§ **EXERCISE BRIEF**: In the material below, find all lines with the string "content" and copy them.

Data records
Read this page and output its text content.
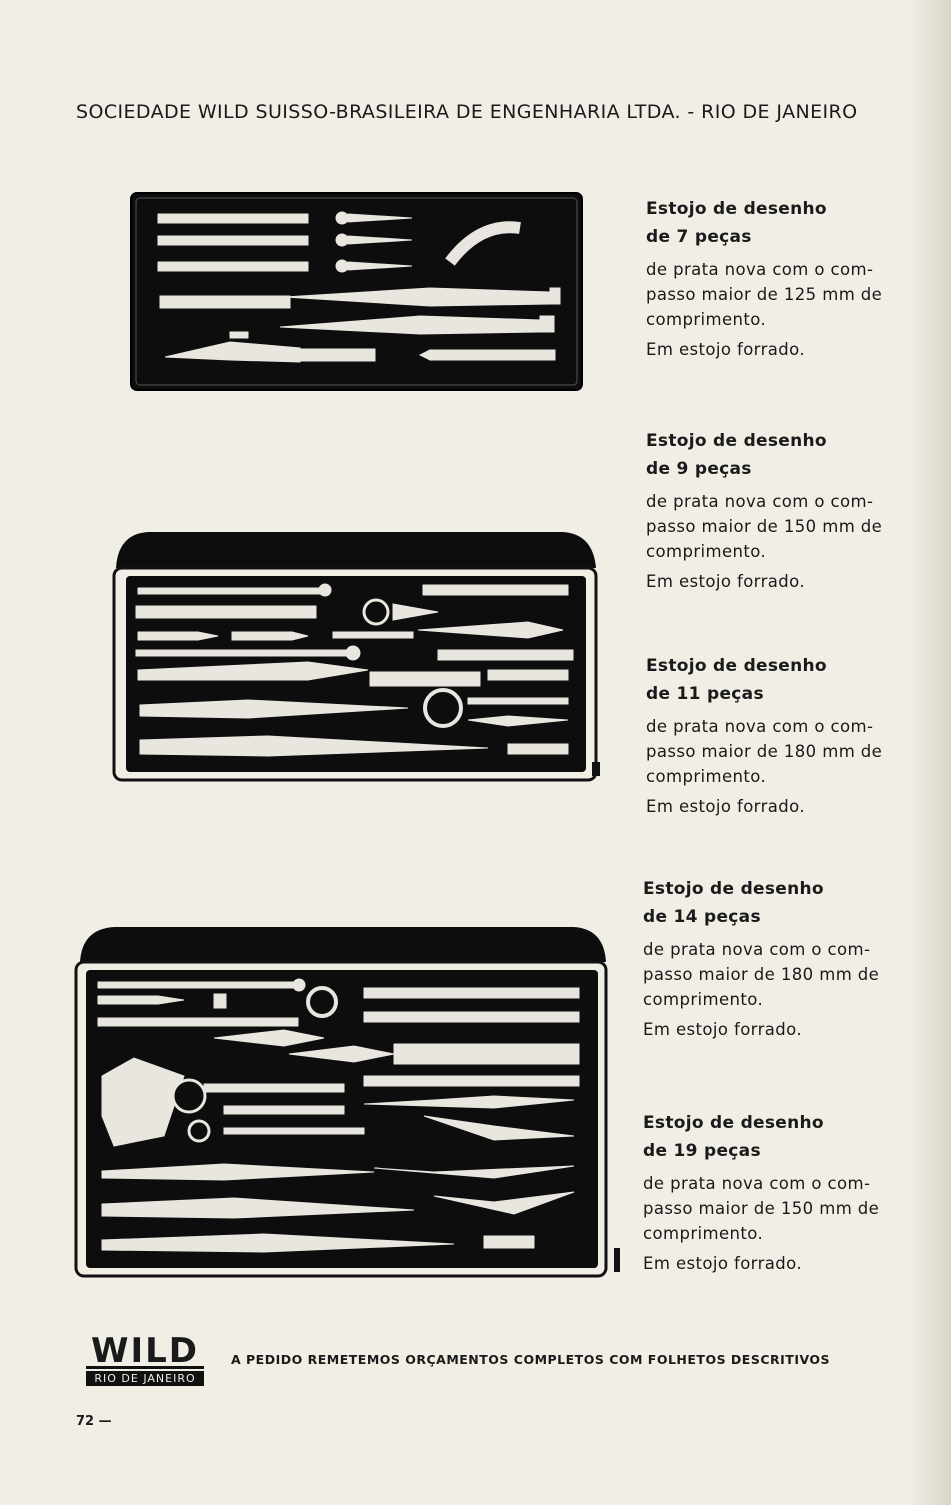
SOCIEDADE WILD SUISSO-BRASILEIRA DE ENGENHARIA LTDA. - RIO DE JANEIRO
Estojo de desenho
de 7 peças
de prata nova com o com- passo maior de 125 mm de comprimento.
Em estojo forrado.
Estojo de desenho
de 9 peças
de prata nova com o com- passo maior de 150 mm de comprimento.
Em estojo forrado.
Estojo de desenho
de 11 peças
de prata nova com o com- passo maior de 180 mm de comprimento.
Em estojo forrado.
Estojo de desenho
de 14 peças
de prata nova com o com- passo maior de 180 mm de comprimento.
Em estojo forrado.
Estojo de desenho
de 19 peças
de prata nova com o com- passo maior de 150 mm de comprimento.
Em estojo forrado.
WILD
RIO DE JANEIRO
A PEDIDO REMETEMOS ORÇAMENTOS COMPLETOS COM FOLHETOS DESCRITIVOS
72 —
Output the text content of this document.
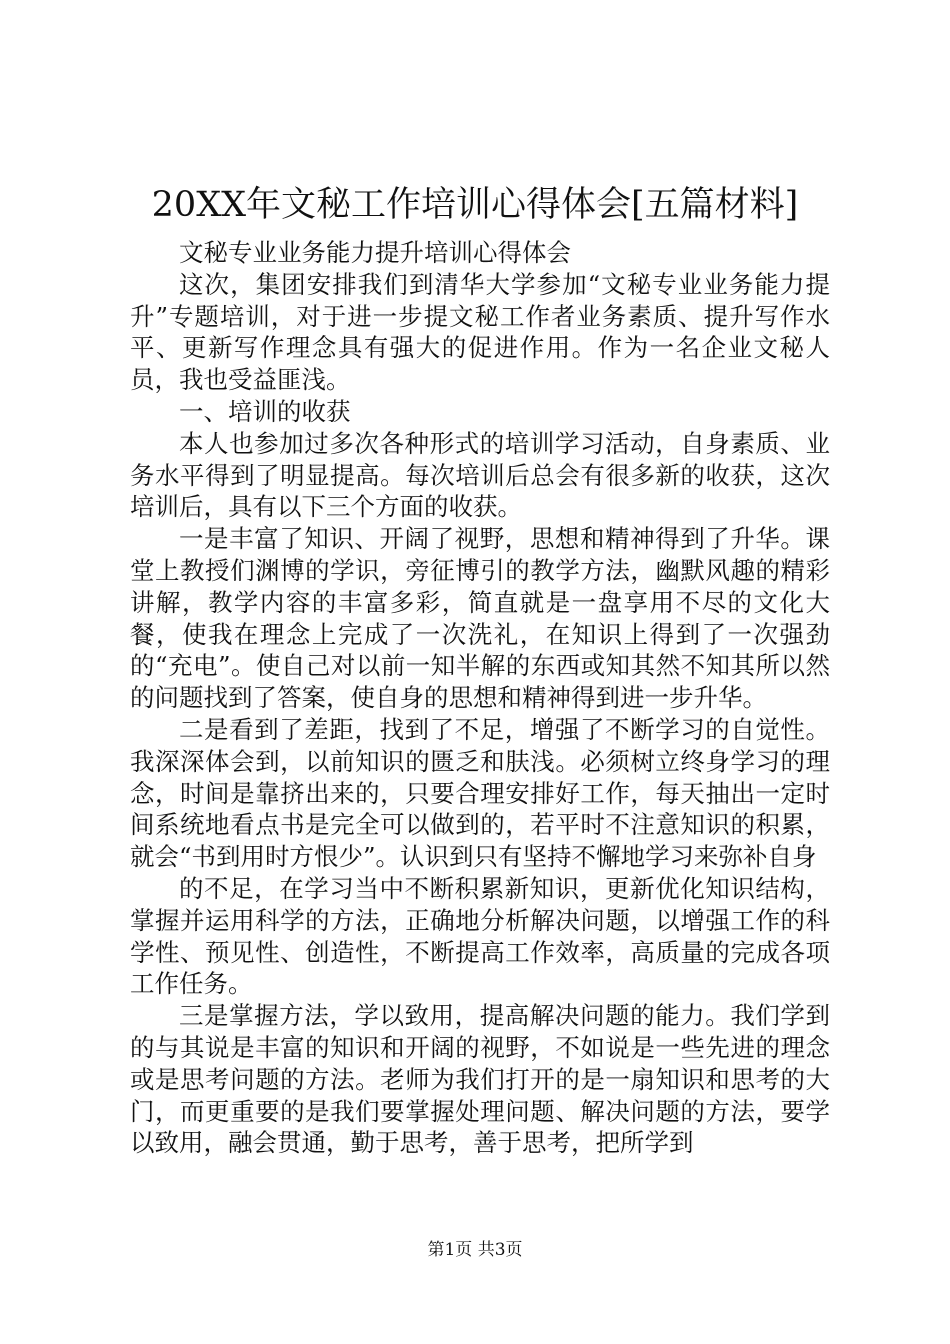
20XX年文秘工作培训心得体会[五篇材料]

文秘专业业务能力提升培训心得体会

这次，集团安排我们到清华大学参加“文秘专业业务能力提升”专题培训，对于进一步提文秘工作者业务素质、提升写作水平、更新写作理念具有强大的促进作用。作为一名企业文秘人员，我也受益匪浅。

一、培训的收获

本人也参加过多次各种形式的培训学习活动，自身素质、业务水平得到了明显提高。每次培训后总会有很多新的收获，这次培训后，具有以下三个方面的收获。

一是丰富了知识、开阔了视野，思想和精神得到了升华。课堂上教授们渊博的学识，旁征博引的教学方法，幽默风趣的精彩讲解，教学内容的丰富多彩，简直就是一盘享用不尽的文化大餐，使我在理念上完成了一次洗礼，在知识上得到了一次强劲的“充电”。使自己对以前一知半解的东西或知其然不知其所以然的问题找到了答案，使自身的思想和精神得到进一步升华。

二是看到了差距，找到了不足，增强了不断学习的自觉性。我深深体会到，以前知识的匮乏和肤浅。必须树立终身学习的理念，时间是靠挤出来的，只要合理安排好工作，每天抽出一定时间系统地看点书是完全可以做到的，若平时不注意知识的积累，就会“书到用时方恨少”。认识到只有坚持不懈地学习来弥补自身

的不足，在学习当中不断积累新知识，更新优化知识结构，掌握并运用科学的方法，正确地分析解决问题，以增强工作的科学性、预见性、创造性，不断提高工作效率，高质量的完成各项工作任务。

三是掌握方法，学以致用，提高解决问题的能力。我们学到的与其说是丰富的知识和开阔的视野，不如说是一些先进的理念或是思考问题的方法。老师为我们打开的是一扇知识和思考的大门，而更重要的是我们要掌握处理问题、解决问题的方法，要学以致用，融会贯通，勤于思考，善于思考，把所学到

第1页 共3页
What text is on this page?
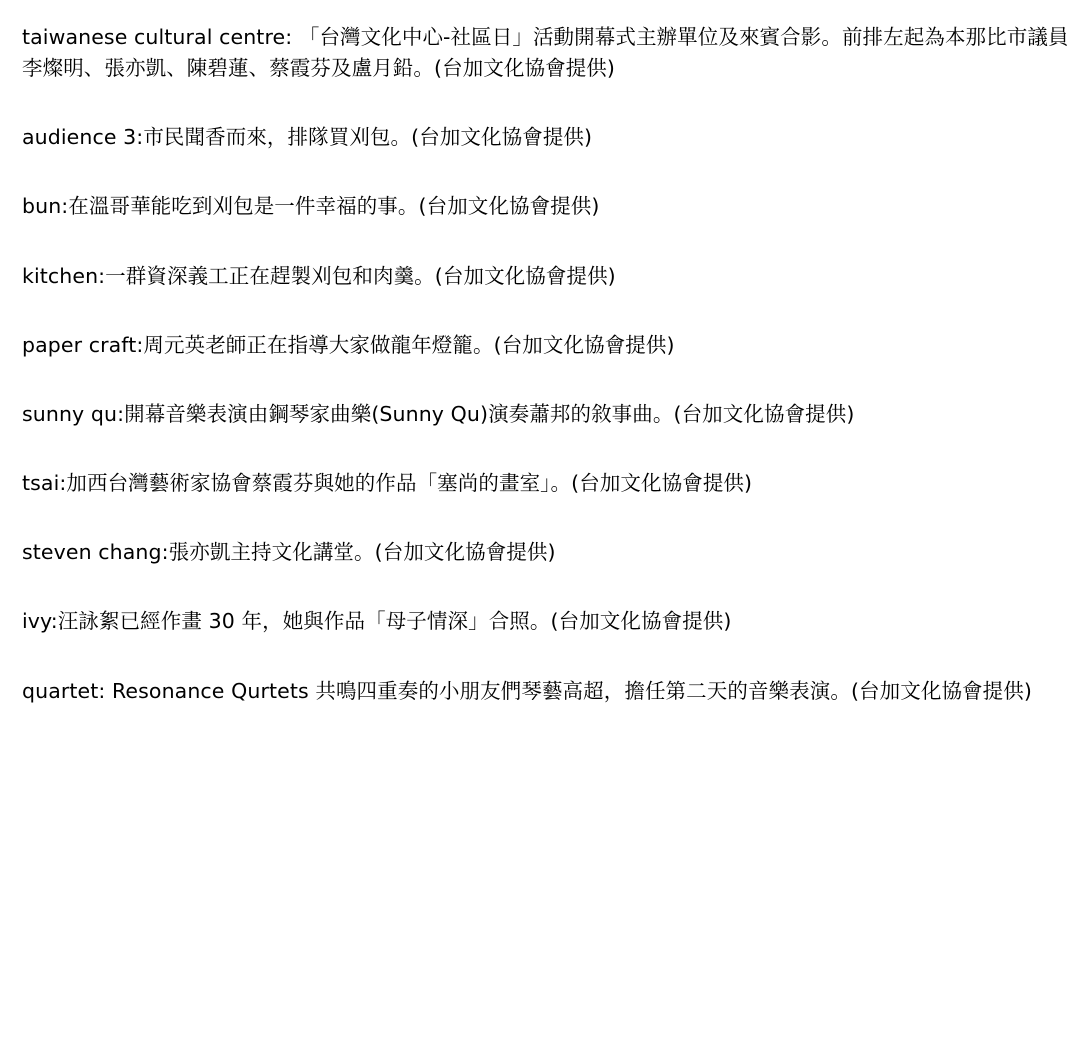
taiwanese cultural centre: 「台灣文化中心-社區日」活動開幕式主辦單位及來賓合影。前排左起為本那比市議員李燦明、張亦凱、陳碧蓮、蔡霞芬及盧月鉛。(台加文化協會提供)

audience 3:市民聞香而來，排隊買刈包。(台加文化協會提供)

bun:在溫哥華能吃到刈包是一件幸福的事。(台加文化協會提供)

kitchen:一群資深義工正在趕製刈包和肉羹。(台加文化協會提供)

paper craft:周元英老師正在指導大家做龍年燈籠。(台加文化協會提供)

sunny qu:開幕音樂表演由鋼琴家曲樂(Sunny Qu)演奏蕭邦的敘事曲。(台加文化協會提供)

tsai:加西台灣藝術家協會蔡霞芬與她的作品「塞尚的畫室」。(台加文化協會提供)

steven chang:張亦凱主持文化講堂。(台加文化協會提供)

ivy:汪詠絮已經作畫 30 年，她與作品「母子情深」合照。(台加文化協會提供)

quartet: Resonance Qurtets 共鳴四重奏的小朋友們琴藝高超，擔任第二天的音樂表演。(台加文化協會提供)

§ **THE REPLY**:
Read this page and output its text content.
Output the text content of this document.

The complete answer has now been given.